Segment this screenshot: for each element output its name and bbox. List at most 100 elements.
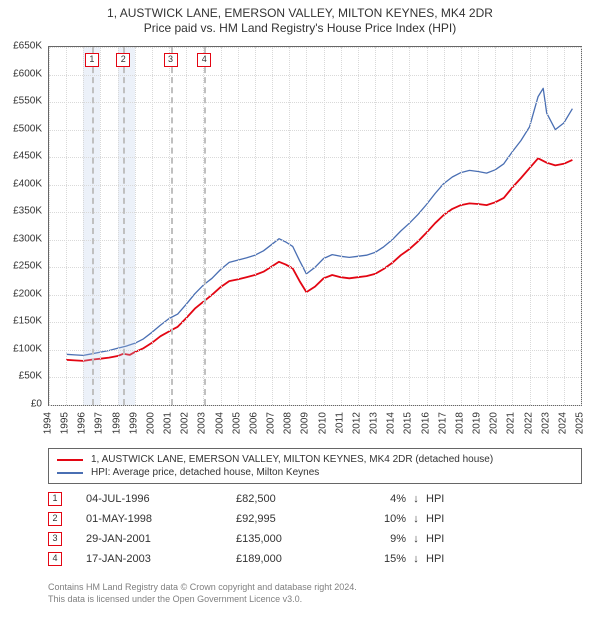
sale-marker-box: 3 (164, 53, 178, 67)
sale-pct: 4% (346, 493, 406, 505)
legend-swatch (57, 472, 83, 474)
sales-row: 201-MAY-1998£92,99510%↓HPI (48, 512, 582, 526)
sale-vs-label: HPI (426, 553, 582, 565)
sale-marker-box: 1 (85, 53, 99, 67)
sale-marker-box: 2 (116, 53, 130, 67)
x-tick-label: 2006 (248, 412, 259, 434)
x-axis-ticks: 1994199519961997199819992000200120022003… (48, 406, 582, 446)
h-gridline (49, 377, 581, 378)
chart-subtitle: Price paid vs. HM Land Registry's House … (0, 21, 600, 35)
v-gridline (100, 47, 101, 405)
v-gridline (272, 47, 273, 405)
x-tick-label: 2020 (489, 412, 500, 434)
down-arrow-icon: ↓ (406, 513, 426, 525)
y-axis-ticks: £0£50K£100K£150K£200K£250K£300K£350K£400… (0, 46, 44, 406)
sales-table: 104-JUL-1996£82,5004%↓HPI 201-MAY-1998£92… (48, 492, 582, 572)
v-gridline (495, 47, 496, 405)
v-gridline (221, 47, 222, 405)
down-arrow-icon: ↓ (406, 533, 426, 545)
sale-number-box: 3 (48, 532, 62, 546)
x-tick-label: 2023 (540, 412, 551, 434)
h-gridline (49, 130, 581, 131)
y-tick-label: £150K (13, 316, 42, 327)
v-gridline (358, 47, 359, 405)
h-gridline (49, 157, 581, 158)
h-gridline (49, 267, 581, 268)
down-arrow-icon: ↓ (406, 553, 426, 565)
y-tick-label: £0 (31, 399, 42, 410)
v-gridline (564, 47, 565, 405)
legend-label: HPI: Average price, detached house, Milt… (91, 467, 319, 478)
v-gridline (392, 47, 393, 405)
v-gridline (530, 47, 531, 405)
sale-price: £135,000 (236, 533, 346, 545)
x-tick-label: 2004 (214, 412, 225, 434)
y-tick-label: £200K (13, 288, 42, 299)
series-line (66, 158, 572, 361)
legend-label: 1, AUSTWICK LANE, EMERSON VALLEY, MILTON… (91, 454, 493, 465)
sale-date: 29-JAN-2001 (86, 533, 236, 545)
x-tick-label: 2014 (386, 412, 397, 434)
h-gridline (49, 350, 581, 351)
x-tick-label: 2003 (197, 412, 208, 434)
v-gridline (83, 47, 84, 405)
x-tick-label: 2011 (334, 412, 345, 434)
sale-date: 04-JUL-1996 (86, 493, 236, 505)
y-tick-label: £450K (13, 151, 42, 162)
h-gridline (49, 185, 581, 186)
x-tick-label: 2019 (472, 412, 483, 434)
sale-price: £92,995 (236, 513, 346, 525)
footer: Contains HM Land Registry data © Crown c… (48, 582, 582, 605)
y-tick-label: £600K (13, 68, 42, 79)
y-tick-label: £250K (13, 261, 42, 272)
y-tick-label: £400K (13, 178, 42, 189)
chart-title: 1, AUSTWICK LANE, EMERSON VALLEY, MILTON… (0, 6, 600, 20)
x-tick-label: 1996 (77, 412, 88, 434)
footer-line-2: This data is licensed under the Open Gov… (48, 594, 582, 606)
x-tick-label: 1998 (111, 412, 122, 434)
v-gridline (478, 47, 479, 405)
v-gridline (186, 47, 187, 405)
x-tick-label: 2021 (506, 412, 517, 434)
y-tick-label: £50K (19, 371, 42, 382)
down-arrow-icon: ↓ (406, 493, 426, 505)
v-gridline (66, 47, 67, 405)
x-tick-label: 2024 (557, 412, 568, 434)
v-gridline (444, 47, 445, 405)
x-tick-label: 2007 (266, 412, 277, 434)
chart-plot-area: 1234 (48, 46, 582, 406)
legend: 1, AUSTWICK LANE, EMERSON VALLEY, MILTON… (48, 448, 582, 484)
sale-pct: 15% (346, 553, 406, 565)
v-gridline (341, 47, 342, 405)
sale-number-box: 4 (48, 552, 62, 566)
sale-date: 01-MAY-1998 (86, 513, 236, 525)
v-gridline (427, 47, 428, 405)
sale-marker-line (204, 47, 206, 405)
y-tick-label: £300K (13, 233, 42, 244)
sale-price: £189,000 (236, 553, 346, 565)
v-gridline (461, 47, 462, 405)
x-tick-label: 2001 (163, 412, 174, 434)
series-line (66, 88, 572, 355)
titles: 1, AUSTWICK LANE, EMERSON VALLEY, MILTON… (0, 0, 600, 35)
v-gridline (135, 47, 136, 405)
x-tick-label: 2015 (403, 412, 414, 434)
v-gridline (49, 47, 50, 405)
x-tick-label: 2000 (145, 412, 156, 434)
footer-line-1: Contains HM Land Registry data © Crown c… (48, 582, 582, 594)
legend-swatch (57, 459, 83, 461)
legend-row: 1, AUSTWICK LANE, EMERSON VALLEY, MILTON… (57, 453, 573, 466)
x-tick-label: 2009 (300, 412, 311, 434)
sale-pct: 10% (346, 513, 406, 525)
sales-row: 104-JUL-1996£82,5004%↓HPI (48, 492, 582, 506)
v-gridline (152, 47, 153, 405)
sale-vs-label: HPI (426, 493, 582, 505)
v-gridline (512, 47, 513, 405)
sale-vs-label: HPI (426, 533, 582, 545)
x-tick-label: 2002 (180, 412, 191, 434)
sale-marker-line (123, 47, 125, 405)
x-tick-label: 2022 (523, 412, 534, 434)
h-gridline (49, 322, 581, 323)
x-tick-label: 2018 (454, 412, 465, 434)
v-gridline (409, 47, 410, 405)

* * * * * * * * *

● **Directions for this task**
Please find every line in the items above that contains the word "series", and copy each of those lines. Case matters.

● **Correct output**
series-line (66, 158, 572, 361)
series-line (66, 88, 572, 355)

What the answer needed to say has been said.